**DESCRIPTION OF THE TASK:** In the following material, identify every line holding the string "name" and return it.

**INFORMATION SUPPLIED:**
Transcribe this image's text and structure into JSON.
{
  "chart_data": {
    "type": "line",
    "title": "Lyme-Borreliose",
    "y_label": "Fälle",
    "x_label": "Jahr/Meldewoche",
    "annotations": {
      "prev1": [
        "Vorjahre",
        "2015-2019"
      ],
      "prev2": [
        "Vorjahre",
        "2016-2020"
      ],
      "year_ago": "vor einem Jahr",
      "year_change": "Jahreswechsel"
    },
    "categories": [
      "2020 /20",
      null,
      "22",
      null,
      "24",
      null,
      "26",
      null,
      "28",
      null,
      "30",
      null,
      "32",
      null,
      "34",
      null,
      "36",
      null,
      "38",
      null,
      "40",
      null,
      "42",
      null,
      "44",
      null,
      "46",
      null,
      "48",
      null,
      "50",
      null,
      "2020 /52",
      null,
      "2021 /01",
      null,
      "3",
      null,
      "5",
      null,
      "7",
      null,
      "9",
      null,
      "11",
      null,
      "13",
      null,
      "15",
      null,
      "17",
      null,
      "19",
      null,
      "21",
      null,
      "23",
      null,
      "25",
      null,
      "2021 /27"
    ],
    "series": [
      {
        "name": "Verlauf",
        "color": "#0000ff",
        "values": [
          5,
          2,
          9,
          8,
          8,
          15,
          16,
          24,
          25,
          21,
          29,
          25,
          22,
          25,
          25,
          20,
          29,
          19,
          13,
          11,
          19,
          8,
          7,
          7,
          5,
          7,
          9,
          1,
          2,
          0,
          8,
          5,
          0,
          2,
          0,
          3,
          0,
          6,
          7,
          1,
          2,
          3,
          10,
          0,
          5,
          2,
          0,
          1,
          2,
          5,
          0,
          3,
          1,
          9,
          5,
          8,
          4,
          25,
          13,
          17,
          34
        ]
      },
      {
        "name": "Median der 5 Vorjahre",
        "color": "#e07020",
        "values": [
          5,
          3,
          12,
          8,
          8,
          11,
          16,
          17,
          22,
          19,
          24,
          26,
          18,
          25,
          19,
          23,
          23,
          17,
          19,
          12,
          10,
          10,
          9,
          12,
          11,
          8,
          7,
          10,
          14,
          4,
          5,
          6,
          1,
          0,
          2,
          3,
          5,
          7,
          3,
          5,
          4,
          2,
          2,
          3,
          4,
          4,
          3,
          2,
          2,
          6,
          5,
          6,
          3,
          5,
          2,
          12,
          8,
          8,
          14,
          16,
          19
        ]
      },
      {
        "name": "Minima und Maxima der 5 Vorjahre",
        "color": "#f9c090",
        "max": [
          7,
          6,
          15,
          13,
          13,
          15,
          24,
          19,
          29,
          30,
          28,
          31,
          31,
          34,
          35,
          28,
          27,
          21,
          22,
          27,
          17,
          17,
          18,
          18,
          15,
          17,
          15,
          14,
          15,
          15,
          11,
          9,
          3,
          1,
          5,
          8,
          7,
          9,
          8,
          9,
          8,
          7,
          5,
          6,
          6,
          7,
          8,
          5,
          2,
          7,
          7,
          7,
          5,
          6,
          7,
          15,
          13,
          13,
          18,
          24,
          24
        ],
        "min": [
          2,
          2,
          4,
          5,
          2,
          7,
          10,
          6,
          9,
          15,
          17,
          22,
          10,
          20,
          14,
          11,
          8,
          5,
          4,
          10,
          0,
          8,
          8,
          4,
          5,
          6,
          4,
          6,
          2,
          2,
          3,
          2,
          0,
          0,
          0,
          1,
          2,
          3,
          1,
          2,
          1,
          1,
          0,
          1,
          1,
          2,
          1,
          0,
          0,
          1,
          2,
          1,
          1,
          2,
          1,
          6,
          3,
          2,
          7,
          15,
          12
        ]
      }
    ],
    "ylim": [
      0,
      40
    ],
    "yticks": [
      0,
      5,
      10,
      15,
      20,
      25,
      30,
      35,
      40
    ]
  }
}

**COMPLETE OUTPUT:**
        "name": "Verlauf",
        "name": "Median der 5 Vorjahre",
        "name": "Minima und Maxima der 5 Vorjahre",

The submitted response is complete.